>> Begin

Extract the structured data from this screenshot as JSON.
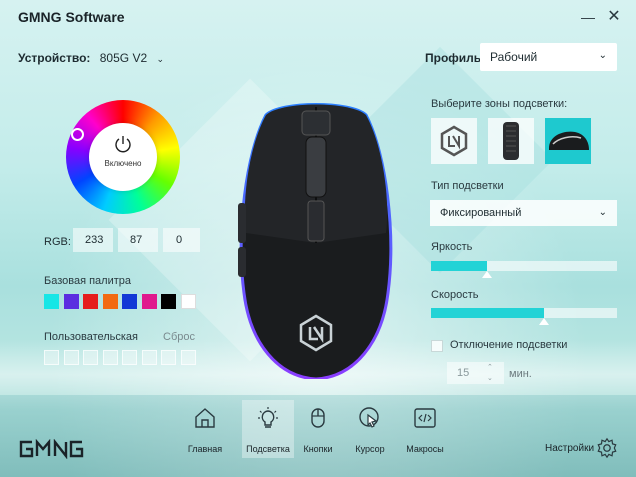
{
  "window": {
    "title": "GMNG Software",
    "minimize_icon": "minimize-icon",
    "close_icon": "close-icon"
  },
  "device": {
    "label": "Устройство:",
    "value": "805G V2"
  },
  "profile": {
    "label": "Профиль:",
    "value": "Рабочий"
  },
  "color_picker": {
    "power_label": "Включено",
    "rgb_label": "RGB:",
    "r": "233",
    "g": "87",
    "b": "0",
    "base_palette_label": "Базовая палитра",
    "base_palette": [
      "#16e6e6",
      "#5b2de0",
      "#e51d1d",
      "#f26a12",
      "#1238d6",
      "#e0188d",
      "#000000",
      "#ffffff"
    ],
    "custom_label": "Пользовательская",
    "reset_label": "Сброс"
  },
  "lighting": {
    "zones_label": "Выберите зоны подсветки:",
    "zones": [
      {
        "name": "logo-zone",
        "icon": "logo-icon"
      },
      {
        "name": "wheel-zone",
        "icon": "scroll-wheel-icon"
      },
      {
        "name": "side-zone",
        "icon": "mouse-side-icon",
        "active": true
      }
    ],
    "type_label": "Тип подсветки",
    "type_value": "Фиксированный",
    "brightness_label": "Яркость",
    "brightness_level": 0.3,
    "speed_label": "Скорость",
    "speed_level": 0.61,
    "off_label": "Отключение подсветки",
    "off_checked": false,
    "minutes_value": "15",
    "minutes_unit": "мин."
  },
  "nav": {
    "items": [
      {
        "label": "Главная",
        "icon": "home-icon"
      },
      {
        "label": "Подсветка",
        "icon": "lightbulb-icon",
        "active": true
      },
      {
        "label": "Кнопки",
        "icon": "mouse-buttons-icon"
      },
      {
        "label": "Курсор",
        "icon": "cursor-icon"
      },
      {
        "label": "Макросы",
        "icon": "code-icon"
      }
    ],
    "settings_label": "Настройки"
  },
  "colors": {
    "accent": "#22d3d6",
    "active_zone": "#1ec9cf"
  }
}
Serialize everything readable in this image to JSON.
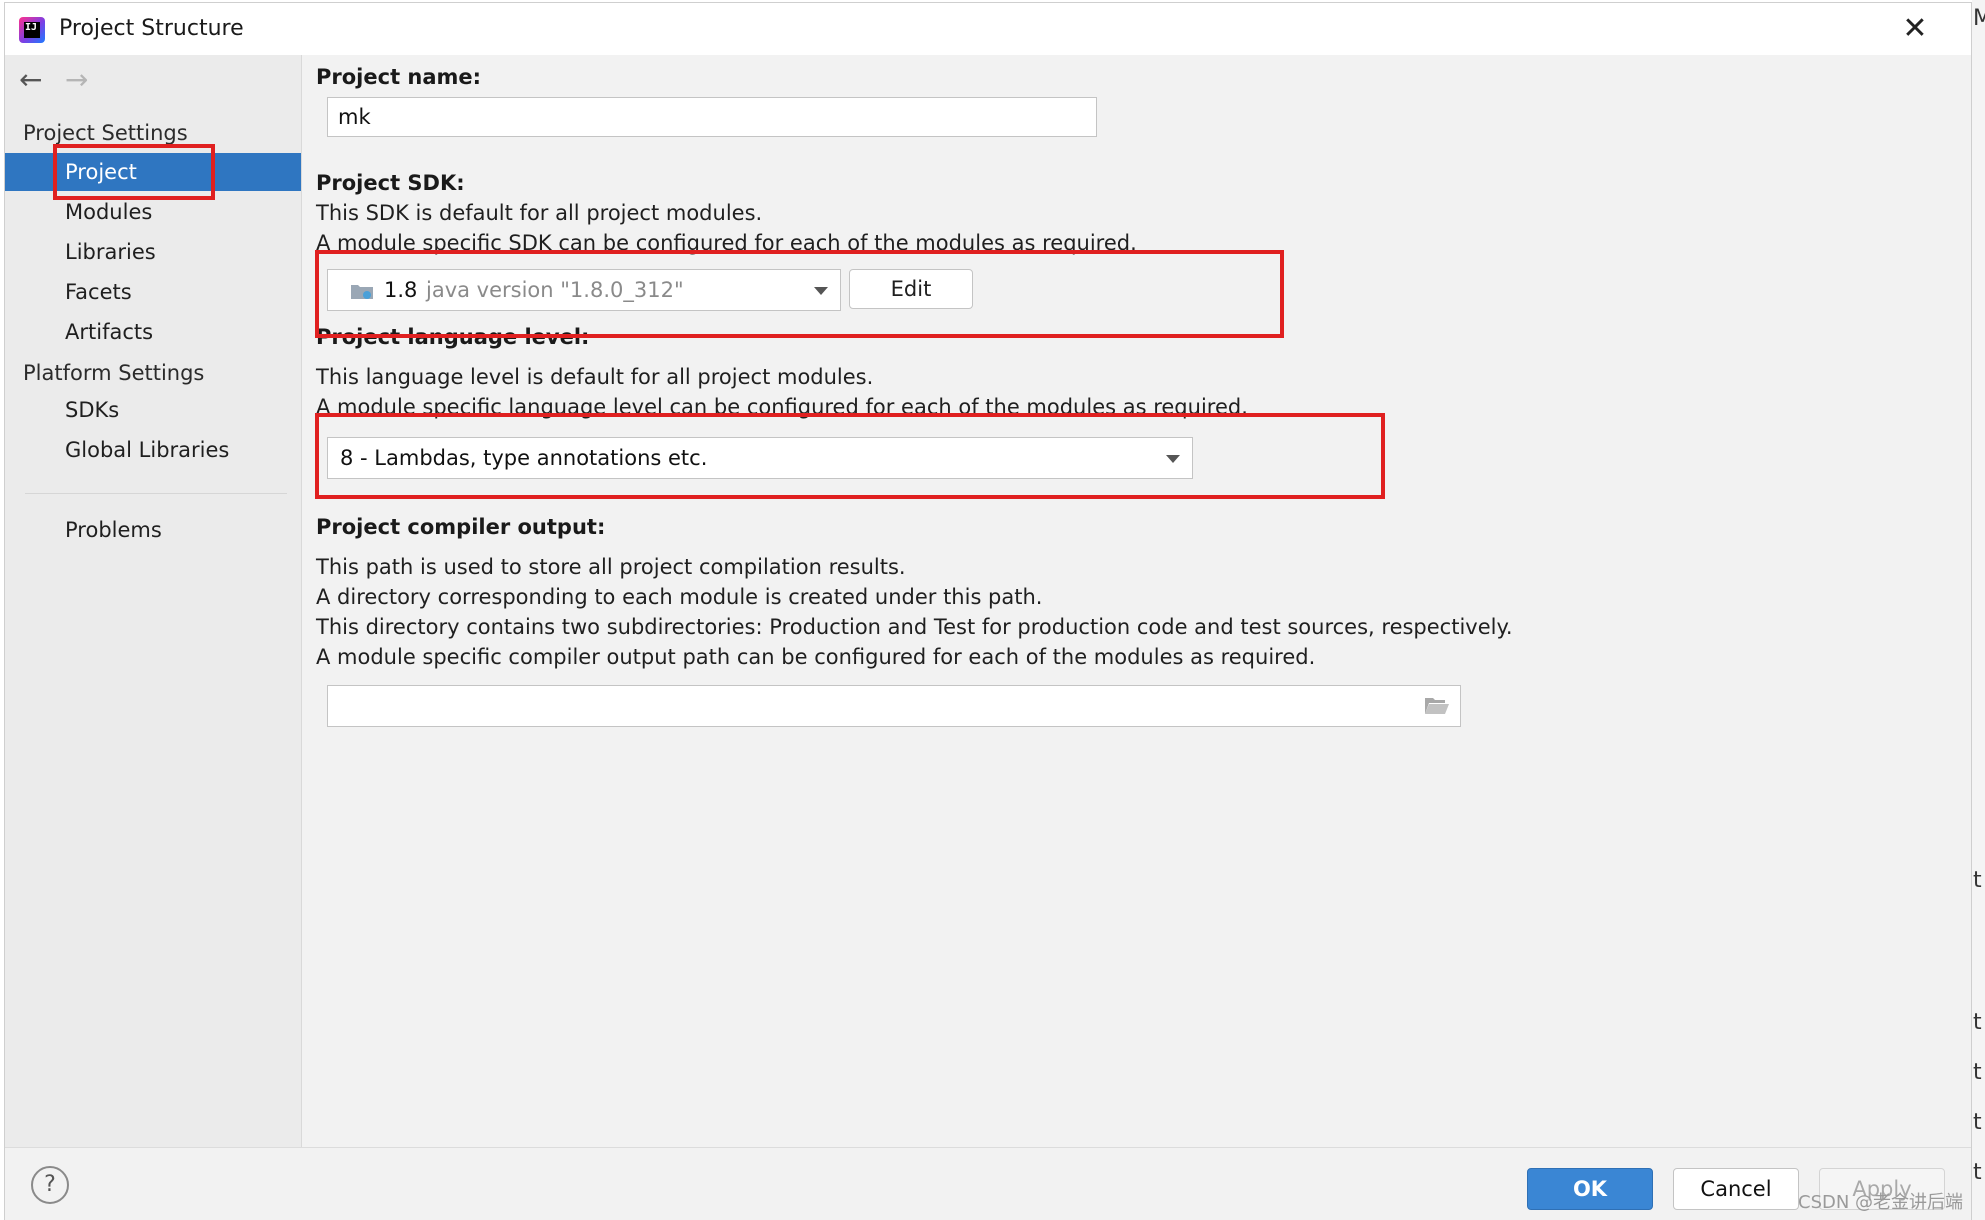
{
  "window": {
    "title": "Project Structure"
  },
  "nav": {
    "back_icon": "arrow-left-icon",
    "forward_icon": "arrow-right-icon"
  },
  "sidebar": {
    "project_settings_header": "Project Settings",
    "project_items": [
      "Project",
      "Modules",
      "Libraries",
      "Facets",
      "Artifacts"
    ],
    "selected_item": "Project",
    "platform_settings_header": "Platform Settings",
    "platform_items": [
      "SDKs",
      "Global Libraries"
    ],
    "problems": "Problems"
  },
  "content": {
    "project_name_label": "Project name:",
    "project_name_value": "mk",
    "sdk_label": "Project SDK:",
    "sdk_desc1": "This SDK is default for all project modules.",
    "sdk_desc2": "A module specific SDK can be configured for each of the modules as required.",
    "sdk_selected_name": "1.8",
    "sdk_selected_version": "java version \"1.8.0_312\"",
    "edit_button": "Edit",
    "lang_label": "Project language level:",
    "lang_desc1": "This language level is default for all project modules.",
    "lang_desc2": "A module specific language level can be configured for each of the modules as required.",
    "lang_selected": "8 - Lambdas, type annotations etc.",
    "output_label": "Project compiler output:",
    "output_desc1": "This path is used to store all project compilation results.",
    "output_desc2": "A directory corresponding to each module is created under this path.",
    "output_desc3": "This directory contains two subdirectories: Production and Test for production code and test sources, respectively.",
    "output_desc4": "A module specific compiler output path can be configured for each of the modules as required.",
    "output_path_value": ""
  },
  "footer": {
    "help": "?",
    "ok": "OK",
    "cancel": "Cancel",
    "apply": "Apply"
  },
  "watermark": "CSDN @老金讲后端",
  "background_fragments": [
    "Ma",
    "t",
    "t",
    "t",
    "t",
    "t"
  ],
  "colors": {
    "selection": "#2f76c1",
    "ok_button": "#3a86d4",
    "highlight_box": "#e02020"
  }
}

>> End

Directive. Quote the records above exactly, leaving out any pictures.

Solution below.
Extract the structured data from this screenshot as JSON.
{
  "window": {
    "title": "GMNG Software",
    "minimize_icon": "minimize-icon",
    "close_icon": "close-icon"
  },
  "device": {
    "label": "Устройство:",
    "value": "805G V2"
  },
  "profile": {
    "label": "Профиль:",
    "value": "Рабочий"
  },
  "color_picker": {
    "power_label": "Включено",
    "rgb_label": "RGB:",
    "r": "233",
    "g": "87",
    "b": "0",
    "base_palette_label": "Базовая палитра",
    "base_palette": [
      "#16e6e6",
      "#5b2de0",
      "#e51d1d",
      "#f26a12",
      "#1238d6",
      "#e0188d",
      "#000000",
      "#ffffff"
    ],
    "custom_label": "Пользовательская",
    "reset_label": "Сброс"
  },
  "lighting": {
    "zones_label": "Выберите зоны подсветки:",
    "zones": [
      {
        "name": "logo-zone",
        "icon": "logo-icon"
      },
      {
        "name": "wheel-zone",
        "icon": "scroll-wheel-icon"
      },
      {
        "name": "side-zone",
        "icon": "mouse-side-icon",
        "active": true
      }
    ],
    "type_label": "Тип подсветки",
    "type_value": "Фиксированный",
    "brightness_label": "Яркость",
    "brightness_level": 0.3,
    "speed_label": "Скорость",
    "speed_level": 0.61,
    "off_label": "Отключение подсветки",
    "off_checked": false,
    "minutes_value": "15",
    "minutes_unit": "мин."
  },
  "nav": {
    "items": [
      {
        "label": "Главная",
        "icon": "home-icon"
      },
      {
        "label": "Подсветка",
        "icon": "lightbulb-icon",
        "active": true
      },
      {
        "label": "Кнопки",
        "icon": "mouse-buttons-icon"
      },
      {
        "label": "Курсор",
        "icon": "cursor-icon"
      },
      {
        "label": "Макросы",
        "icon": "code-icon"
      }
    ],
    "settings_label": "Настройки"
  },
  "colors": {
    "accent": "#22d3d6",
    "active_zone": "#1ec9cf"
  }
}
Serialize everything readable in this image to JSON.
{
  "window": {
    "title": "Project Structure"
  },
  "nav": {
    "back_icon": "arrow-left-icon",
    "forward_icon": "arrow-right-icon"
  },
  "sidebar": {
    "project_settings_header": "Project Settings",
    "project_items": [
      "Project",
      "Modules",
      "Libraries",
      "Facets",
      "Artifacts"
    ],
    "selected_item": "Project",
    "platform_settings_header": "Platform Settings",
    "platform_items": [
      "SDKs",
      "Global Libraries"
    ],
    "problems": "Problems"
  },
  "content": {
    "project_name_label": "Project name:",
    "project_name_value": "mk",
    "sdk_label": "Project SDK:",
    "sdk_desc1": "This SDK is default for all project modules.",
    "sdk_desc2": "A module specific SDK can be configured for each of the modules as required.",
    "sdk_selected_name": "1.8",
    "sdk_selected_version": "java version \"1.8.0_312\"",
    "edit_button": "Edit",
    "lang_label": "Project language level:",
    "lang_desc1": "This language level is default for all project modules.",
    "lang_desc2": "A module specific language level can be configured for each of the modules as required.",
    "lang_selected": "8 - Lambdas, type annotations etc.",
    "output_label": "Project compiler output:",
    "output_desc1": "This path is used to store all project compilation results.",
    "output_desc2": "A directory corresponding to each module is created under this path.",
    "output_desc3": "This directory contains two subdirectories: Production and Test for production code and test sources, respectively.",
    "output_desc4": "A module specific compiler output path can be configured for each of the modules as required.",
    "output_path_value": ""
  },
  "footer": {
    "help": "?",
    "ok": "OK",
    "cancel": "Cancel",
    "apply": "Apply"
  },
  "watermark": "CSDN @老金讲后端",
  "background_fragments": [
    "Ma",
    "t",
    "t",
    "t",
    "t",
    "t"
  ],
  "colors": {
    "selection": "#2f76c1",
    "ok_button": "#3a86d4",
    "highlight_box": "#e02020"
  }
}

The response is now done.